Objective: State how many lines in the listing below include the word "RANVIER". Give nothing but the number.

## start Dataset content

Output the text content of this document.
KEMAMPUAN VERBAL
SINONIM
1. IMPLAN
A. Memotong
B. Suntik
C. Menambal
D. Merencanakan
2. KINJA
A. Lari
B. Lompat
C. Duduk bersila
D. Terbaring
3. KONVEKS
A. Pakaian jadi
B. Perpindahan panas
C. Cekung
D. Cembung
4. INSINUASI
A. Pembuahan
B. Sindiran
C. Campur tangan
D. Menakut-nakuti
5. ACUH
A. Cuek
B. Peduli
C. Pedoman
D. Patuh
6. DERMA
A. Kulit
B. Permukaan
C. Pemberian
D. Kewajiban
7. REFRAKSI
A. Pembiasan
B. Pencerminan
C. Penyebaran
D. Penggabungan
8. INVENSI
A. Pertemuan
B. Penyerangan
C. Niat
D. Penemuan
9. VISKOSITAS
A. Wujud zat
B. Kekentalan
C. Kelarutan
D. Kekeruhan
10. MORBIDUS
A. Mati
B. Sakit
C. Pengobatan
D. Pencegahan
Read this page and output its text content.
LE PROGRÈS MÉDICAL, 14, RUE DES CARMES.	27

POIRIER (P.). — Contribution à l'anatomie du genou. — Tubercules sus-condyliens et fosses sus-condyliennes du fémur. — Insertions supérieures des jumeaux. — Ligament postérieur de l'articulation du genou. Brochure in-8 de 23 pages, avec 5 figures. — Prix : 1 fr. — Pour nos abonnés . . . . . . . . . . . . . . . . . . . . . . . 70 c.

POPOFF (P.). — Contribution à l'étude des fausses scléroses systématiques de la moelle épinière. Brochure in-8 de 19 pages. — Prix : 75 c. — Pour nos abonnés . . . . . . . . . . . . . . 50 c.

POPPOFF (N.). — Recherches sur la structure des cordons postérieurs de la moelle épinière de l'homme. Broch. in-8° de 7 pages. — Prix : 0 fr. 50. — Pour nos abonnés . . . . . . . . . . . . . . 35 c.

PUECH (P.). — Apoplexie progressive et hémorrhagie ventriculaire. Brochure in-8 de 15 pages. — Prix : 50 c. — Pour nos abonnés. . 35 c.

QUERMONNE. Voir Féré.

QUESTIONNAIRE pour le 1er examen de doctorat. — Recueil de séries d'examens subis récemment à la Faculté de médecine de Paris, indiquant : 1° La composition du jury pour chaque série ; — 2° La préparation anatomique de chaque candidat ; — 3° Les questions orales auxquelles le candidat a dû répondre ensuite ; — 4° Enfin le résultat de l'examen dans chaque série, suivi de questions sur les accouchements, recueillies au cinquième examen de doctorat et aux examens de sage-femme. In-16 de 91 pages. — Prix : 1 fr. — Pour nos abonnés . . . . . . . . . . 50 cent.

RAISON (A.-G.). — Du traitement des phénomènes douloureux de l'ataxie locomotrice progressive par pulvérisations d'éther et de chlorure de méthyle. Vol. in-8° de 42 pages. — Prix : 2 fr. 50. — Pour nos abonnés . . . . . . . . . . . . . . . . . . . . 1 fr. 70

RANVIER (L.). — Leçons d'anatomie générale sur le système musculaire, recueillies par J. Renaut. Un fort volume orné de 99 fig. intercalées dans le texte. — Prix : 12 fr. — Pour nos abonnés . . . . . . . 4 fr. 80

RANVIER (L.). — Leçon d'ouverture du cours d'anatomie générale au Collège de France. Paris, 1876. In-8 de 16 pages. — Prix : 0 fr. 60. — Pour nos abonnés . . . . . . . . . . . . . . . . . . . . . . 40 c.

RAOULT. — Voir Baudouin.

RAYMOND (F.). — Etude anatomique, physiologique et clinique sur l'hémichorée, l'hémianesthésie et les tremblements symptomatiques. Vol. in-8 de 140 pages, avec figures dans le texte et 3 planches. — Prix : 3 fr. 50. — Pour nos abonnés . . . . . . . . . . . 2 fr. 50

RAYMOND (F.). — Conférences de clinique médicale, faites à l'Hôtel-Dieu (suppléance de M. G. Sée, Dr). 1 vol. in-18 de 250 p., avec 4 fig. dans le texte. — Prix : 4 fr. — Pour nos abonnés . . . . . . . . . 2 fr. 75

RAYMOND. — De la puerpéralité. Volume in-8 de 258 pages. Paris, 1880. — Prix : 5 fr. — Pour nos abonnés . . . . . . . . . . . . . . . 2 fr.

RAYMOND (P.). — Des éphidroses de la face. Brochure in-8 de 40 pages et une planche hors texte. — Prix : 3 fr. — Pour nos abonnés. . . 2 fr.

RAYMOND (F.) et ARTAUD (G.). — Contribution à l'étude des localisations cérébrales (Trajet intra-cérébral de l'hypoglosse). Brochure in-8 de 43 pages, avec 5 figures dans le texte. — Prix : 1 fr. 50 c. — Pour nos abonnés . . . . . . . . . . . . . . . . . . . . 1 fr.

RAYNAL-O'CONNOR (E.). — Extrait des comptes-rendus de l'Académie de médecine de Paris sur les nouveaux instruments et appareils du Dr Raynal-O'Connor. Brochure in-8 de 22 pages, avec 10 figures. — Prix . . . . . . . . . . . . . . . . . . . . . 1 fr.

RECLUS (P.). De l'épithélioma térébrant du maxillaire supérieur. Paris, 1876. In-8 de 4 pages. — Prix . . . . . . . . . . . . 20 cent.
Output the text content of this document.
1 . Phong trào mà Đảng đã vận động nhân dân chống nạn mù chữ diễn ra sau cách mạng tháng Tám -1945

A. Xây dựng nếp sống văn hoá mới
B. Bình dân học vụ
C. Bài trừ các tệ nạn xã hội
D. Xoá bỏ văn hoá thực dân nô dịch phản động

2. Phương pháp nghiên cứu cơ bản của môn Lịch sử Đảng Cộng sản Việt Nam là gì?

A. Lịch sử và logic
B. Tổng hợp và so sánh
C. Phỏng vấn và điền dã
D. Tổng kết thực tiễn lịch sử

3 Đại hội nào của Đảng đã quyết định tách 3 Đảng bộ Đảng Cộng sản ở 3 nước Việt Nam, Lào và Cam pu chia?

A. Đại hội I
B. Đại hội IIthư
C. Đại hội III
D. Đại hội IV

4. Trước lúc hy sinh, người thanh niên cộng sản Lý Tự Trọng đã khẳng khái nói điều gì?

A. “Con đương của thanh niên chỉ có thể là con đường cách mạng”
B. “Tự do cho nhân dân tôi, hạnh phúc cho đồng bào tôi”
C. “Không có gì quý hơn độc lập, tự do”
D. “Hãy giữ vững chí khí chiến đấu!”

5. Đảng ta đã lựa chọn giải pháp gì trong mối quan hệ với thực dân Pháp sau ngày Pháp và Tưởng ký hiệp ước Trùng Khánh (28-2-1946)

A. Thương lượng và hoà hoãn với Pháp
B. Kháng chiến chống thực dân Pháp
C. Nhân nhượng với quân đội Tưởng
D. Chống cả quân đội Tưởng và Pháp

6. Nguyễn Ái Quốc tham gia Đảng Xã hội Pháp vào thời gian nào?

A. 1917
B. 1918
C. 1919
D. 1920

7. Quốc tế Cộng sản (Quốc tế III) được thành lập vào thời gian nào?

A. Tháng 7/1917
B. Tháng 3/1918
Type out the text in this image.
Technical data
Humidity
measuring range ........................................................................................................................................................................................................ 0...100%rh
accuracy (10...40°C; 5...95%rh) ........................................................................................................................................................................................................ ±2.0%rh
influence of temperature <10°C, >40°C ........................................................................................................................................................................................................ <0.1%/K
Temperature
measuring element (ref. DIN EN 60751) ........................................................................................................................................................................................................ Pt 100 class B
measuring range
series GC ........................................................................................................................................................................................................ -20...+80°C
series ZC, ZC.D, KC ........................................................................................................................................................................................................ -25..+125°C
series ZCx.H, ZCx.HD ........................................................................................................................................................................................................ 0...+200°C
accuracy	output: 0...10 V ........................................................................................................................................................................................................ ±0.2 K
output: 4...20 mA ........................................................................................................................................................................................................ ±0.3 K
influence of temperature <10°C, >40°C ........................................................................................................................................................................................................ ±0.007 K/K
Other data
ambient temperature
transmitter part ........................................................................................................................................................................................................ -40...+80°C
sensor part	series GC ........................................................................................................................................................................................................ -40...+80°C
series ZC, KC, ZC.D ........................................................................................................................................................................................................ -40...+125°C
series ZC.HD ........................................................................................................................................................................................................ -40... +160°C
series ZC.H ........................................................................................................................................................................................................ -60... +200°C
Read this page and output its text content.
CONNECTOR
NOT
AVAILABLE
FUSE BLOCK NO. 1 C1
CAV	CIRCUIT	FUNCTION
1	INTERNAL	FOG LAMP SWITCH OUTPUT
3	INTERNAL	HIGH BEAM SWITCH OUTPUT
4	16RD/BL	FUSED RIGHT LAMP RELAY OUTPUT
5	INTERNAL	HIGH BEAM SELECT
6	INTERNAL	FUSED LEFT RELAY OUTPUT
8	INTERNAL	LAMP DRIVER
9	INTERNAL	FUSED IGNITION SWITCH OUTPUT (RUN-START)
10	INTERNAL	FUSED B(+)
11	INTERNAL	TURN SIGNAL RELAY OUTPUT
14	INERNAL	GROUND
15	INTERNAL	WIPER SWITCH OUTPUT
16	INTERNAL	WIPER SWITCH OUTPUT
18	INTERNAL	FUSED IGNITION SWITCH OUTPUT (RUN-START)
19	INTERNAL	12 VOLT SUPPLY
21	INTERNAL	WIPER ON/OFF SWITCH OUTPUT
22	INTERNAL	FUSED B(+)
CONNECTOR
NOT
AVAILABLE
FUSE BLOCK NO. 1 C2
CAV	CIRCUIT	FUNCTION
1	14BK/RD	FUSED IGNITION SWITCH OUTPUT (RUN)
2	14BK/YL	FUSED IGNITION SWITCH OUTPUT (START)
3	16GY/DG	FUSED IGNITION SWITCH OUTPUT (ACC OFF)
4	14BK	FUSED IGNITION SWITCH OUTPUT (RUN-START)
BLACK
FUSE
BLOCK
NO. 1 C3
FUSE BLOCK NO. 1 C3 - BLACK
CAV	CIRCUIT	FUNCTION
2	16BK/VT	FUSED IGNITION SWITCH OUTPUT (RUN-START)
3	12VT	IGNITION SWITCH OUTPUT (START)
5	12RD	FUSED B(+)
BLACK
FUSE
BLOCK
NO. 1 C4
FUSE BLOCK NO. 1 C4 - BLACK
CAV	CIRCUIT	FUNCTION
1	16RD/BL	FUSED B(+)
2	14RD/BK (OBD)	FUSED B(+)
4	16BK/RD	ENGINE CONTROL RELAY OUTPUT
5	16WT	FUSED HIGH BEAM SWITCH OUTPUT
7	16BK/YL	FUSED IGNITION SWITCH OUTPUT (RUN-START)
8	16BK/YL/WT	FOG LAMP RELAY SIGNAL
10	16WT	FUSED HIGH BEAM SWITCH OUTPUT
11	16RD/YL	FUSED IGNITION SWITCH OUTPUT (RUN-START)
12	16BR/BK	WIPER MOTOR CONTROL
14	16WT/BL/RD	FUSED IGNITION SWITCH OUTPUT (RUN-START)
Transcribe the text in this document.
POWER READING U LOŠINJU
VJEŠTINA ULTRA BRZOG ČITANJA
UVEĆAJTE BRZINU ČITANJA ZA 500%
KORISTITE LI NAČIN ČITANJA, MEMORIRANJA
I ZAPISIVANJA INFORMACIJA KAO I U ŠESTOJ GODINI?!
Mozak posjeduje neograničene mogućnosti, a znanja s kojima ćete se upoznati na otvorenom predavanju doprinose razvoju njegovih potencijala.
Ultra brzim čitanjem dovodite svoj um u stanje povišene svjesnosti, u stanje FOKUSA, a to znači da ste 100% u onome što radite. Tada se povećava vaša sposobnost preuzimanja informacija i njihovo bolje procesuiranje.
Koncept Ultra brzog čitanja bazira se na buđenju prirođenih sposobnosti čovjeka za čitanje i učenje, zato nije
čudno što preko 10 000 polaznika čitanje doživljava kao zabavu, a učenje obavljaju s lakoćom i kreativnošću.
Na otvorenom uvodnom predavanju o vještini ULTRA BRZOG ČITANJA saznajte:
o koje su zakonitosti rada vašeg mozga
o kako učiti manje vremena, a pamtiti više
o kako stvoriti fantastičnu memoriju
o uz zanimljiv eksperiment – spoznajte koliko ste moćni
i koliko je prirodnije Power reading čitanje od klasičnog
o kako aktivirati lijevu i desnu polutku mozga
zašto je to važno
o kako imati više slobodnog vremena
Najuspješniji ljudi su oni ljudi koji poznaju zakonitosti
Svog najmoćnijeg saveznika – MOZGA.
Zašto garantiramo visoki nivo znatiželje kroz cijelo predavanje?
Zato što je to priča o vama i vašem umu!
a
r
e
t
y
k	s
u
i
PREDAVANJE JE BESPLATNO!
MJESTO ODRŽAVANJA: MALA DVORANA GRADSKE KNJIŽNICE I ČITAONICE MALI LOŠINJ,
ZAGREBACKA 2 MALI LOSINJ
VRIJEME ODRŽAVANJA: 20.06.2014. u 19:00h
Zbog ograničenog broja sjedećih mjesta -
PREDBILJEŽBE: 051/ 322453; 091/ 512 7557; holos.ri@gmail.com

## end Dataset content

Exercise response: 2